Records contained in a dataset:
--

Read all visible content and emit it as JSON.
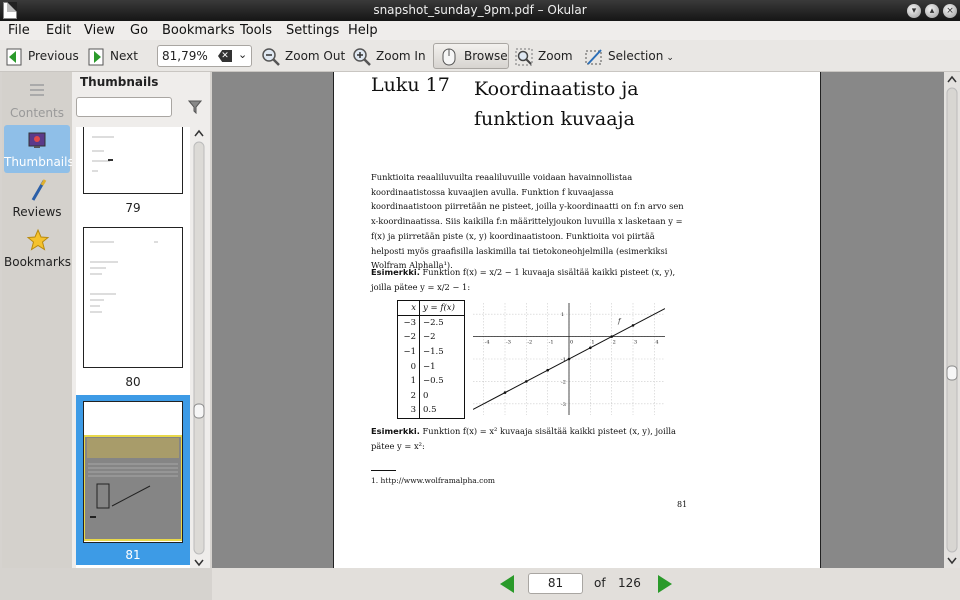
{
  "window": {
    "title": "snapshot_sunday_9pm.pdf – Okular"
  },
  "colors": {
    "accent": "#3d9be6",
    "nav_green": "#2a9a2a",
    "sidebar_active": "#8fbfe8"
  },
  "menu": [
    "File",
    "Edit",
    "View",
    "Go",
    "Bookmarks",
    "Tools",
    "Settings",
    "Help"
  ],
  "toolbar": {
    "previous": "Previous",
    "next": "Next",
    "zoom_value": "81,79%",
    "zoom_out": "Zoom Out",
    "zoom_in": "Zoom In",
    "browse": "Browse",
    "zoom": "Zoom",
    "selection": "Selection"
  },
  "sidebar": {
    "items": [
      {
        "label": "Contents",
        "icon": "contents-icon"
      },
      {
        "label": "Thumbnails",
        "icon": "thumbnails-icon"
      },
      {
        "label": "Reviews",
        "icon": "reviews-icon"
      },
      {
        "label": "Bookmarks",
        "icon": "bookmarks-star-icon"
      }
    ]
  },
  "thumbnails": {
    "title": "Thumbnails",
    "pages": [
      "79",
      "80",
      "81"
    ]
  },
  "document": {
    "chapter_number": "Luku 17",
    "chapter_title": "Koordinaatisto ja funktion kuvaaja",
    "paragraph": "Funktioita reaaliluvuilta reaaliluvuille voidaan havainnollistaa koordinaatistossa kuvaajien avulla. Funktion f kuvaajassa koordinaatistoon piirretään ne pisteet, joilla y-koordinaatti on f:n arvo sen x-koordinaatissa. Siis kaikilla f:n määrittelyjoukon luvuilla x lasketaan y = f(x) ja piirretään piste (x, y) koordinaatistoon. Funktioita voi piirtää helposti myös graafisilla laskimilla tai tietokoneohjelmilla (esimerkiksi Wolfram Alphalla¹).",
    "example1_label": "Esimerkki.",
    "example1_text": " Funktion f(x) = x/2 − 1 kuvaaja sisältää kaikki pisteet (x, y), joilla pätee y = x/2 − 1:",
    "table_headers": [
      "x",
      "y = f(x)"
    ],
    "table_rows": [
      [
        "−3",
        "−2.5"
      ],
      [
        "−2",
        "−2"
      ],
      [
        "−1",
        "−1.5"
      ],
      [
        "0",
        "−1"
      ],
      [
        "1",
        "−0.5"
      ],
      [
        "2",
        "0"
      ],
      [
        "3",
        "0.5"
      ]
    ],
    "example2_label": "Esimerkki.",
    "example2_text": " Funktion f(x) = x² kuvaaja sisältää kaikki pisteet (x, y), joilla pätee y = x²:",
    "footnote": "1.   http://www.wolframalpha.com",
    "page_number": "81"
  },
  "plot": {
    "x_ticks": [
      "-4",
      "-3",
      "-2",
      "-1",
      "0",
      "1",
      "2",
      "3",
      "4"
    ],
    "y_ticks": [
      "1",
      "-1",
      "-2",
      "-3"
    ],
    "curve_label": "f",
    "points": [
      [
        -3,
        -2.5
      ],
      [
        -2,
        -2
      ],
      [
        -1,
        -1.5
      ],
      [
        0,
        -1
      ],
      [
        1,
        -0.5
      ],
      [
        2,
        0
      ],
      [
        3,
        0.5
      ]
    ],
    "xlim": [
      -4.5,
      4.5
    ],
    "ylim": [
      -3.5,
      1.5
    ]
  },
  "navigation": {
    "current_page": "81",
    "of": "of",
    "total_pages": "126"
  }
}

--

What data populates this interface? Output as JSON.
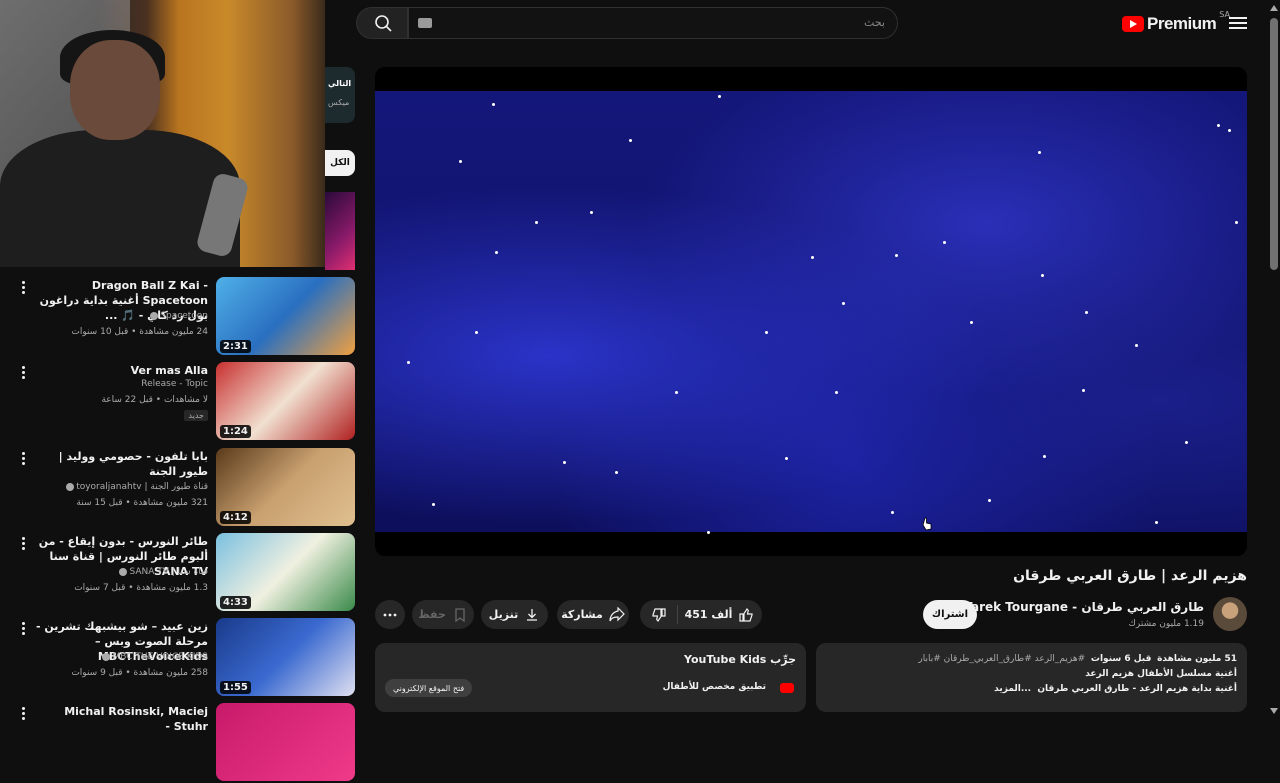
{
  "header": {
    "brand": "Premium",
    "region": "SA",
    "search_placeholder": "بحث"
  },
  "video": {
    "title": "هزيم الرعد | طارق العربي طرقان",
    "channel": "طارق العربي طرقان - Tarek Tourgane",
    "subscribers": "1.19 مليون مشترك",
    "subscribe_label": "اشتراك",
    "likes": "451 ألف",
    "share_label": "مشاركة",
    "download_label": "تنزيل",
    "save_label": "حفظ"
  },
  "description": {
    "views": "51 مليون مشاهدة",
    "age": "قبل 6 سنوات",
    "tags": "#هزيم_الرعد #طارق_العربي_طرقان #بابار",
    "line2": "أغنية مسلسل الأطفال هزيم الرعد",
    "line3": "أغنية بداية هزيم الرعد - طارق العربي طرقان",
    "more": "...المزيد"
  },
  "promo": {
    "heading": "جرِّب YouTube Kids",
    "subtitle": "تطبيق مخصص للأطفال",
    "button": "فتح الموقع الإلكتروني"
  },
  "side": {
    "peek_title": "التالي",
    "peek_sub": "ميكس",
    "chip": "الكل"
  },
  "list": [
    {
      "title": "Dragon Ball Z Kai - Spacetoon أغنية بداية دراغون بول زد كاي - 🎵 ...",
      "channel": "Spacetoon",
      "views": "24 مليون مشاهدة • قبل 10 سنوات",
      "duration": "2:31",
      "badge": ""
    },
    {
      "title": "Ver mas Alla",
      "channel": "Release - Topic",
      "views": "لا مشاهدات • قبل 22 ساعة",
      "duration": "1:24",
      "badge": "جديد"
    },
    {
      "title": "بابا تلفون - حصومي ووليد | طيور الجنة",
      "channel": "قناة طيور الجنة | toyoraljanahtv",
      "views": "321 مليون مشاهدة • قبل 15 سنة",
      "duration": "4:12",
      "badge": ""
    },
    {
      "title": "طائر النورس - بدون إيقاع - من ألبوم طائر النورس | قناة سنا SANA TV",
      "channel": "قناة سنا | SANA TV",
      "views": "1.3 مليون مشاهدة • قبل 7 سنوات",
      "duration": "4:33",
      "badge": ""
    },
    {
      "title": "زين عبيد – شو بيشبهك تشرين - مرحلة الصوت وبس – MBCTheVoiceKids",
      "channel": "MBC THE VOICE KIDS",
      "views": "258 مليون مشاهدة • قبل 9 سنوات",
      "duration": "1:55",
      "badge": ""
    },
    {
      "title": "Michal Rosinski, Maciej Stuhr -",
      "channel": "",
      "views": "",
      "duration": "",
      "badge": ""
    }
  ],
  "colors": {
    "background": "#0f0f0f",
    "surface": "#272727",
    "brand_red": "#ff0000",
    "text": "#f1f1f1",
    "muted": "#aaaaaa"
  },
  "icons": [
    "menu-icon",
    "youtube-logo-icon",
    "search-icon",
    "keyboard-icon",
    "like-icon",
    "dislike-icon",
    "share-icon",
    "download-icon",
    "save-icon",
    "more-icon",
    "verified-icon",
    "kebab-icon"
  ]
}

--

Using the listing, copy every line where the word "بداية" shows up.

Output of the task:
    "line3": "أغنية بداية هزيم الرعد - طارق العربي طرقان",
      "title": "Dragon Ball Z Kai - Spacetoon أغنية بداية دراغون بول زد كاي - 🎵 ...",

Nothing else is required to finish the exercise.